**Page**
— Start —

Monday, April 4th, 2011

Oxhide II (dir. Liu Jiayin)

In the lead-up to the ten-film, five-venue series “Between Disorder and Unexpected Pleasures: New Chinese Cinema,” Reed Johnson in The Los Angeles Times gives a lengthy feature exploring the series and interviewing its co-curators, Cheng-Sim Lim and Berenice Reynaud.

The article introduces the series in the context of Chinese cinema history, following the Fifth and Sixth Generations of Chinese filmmakers. In contrast, the current wave of largely digital filmmaking is more numerous in quantity and diverse in approach:

“I call it this sort of flowering of many voices,” says Cheng-Sim Lim, a film scholar who co-curated “Between Disorder.” “You have this breaking up of this very unitary view of Chinese film.”

Reynaud offers additional context in the way of how these films are seen in China: “You have film clubs, cafes, you have also a number of websites where you can download independent video for free, [and] you have a lot of little film societies.”

The article touches on nearly every film in the series, but gives special attention to Liu Jiayin’s Oxhide II:

Among the most startlingly original movies is “Oxhide II,” a sequel by the young female director Liu Jiayin to her stunning, self-financed “Oxhide I” (2004), which she shot in Cinemascope in her parents’ 50-square-meter apartment/kitchen/workshop in southern Beijing, where the family scratches out a living by making purses. Casting her real-life parents as themselves and deploying a single, stationary camera, the writer-director combines carefully choreographed body movements and seemingly incidental but actually scripted dialogue in tightly framed shots, producing a claustrophobic and harrowing, yet disarmingly humorous narrative of a family’s inner tensions.

— End —

**Records supplied**
— Start —

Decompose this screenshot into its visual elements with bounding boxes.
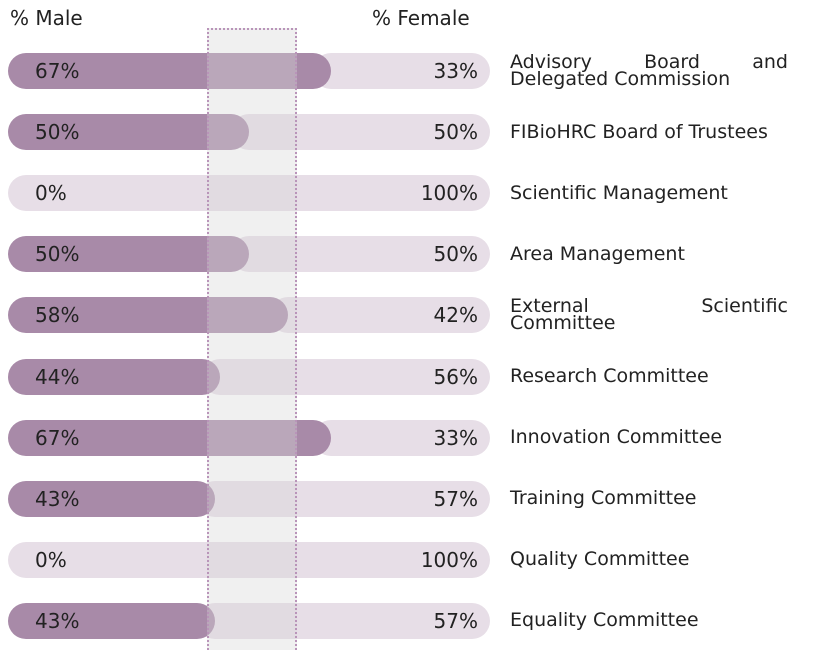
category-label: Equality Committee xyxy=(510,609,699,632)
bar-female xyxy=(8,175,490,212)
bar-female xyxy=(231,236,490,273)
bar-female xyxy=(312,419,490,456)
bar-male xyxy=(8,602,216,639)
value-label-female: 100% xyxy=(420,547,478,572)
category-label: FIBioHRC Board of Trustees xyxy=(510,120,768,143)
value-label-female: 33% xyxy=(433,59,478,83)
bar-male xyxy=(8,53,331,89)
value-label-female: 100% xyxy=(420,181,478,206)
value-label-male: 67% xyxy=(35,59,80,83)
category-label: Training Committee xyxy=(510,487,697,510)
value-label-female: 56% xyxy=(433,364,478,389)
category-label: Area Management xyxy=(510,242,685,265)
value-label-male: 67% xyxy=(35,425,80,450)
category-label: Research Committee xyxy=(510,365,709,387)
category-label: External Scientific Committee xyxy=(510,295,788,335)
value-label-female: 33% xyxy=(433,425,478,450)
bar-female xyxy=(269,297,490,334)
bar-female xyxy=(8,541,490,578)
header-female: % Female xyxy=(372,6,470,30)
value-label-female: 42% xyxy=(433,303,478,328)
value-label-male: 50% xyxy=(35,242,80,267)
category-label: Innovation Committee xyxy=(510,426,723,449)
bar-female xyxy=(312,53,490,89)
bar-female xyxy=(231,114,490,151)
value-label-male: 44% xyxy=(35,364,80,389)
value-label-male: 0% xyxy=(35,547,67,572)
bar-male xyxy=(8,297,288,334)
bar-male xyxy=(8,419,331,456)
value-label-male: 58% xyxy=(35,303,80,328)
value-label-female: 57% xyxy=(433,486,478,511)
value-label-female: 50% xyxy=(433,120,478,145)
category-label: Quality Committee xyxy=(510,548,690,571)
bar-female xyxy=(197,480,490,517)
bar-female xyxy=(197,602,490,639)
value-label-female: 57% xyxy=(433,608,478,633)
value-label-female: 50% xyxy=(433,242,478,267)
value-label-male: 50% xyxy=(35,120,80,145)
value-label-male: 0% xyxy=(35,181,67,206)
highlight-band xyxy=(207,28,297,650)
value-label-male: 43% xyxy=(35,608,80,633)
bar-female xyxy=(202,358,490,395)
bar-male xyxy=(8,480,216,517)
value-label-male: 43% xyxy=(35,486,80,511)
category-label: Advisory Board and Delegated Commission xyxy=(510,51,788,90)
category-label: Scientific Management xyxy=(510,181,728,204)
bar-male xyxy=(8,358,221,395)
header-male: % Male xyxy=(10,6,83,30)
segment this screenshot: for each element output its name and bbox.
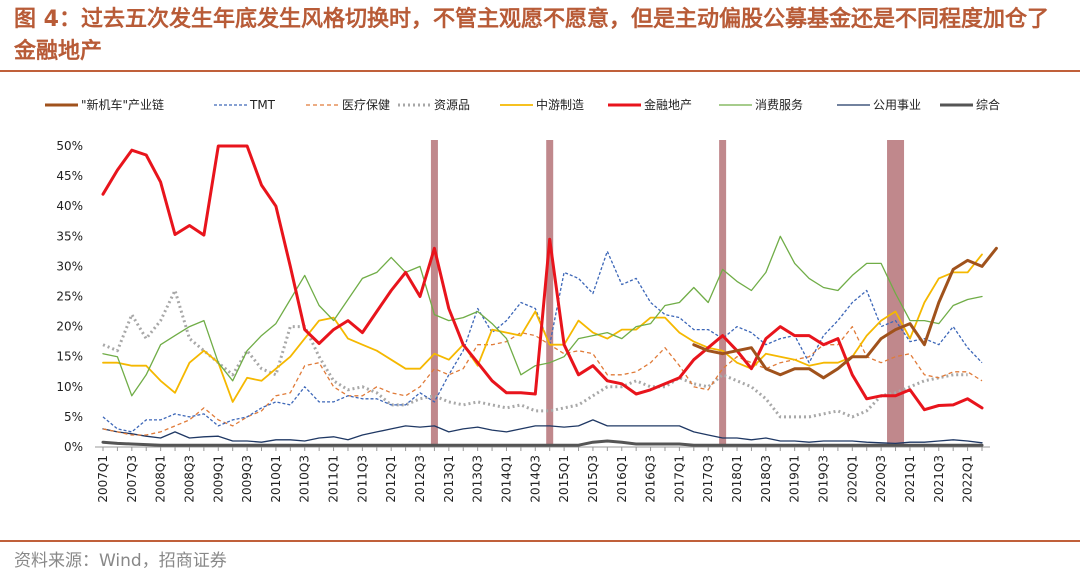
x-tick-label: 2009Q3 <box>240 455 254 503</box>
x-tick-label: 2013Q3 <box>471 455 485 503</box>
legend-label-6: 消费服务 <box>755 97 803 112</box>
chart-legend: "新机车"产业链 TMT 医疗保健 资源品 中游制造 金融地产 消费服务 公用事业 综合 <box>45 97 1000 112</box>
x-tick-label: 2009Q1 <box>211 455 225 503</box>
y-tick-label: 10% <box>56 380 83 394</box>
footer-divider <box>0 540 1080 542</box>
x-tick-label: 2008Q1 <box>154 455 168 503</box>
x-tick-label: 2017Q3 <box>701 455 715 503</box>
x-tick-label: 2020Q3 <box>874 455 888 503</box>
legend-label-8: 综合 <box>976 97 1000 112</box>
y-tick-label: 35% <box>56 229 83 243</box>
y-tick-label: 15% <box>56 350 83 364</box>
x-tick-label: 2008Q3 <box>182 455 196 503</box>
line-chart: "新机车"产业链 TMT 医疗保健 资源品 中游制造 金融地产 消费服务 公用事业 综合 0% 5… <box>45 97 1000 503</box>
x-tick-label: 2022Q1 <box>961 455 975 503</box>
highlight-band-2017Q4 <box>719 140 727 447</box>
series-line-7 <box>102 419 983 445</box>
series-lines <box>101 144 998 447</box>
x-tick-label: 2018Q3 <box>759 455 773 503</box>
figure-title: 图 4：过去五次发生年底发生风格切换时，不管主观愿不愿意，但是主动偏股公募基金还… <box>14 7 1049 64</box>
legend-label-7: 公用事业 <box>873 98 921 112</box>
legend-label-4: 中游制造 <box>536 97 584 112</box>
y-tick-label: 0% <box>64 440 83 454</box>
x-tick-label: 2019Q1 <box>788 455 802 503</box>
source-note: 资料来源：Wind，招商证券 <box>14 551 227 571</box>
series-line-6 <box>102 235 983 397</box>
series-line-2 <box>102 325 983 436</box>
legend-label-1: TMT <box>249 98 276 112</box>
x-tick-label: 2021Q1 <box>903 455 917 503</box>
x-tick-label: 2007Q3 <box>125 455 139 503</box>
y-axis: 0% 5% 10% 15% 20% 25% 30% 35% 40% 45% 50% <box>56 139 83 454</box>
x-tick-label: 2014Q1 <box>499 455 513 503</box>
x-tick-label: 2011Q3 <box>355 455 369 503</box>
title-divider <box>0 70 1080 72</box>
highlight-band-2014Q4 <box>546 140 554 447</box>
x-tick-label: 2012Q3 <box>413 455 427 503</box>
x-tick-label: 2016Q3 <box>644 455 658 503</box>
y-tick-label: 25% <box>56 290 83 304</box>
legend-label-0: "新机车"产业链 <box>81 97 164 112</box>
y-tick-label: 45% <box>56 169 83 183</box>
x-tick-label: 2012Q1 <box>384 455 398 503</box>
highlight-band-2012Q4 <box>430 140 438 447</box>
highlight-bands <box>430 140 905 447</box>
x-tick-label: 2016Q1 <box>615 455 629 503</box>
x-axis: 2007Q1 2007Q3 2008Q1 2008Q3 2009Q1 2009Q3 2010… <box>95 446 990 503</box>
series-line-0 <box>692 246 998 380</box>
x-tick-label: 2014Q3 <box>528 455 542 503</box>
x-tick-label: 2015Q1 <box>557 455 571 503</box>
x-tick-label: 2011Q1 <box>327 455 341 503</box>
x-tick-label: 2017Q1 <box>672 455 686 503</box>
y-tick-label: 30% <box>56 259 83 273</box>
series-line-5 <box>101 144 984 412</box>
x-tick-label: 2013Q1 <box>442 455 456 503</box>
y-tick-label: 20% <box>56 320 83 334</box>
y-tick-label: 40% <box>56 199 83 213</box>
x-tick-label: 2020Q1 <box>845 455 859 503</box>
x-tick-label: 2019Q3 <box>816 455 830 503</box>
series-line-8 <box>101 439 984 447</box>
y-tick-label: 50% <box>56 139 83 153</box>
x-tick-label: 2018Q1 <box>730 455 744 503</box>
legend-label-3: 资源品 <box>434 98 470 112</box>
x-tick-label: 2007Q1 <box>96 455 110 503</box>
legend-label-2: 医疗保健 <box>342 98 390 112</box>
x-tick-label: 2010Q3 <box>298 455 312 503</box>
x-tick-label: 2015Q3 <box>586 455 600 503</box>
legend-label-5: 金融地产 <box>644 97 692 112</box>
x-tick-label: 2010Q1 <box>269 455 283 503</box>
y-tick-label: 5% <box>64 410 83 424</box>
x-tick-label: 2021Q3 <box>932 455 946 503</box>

— End —

**What needs to be done**
In the post on the New Chinese Cinema series, who are named as the series' co-curators?

**Full response**
Cheng-Sim Lim and Berenice Reynaud.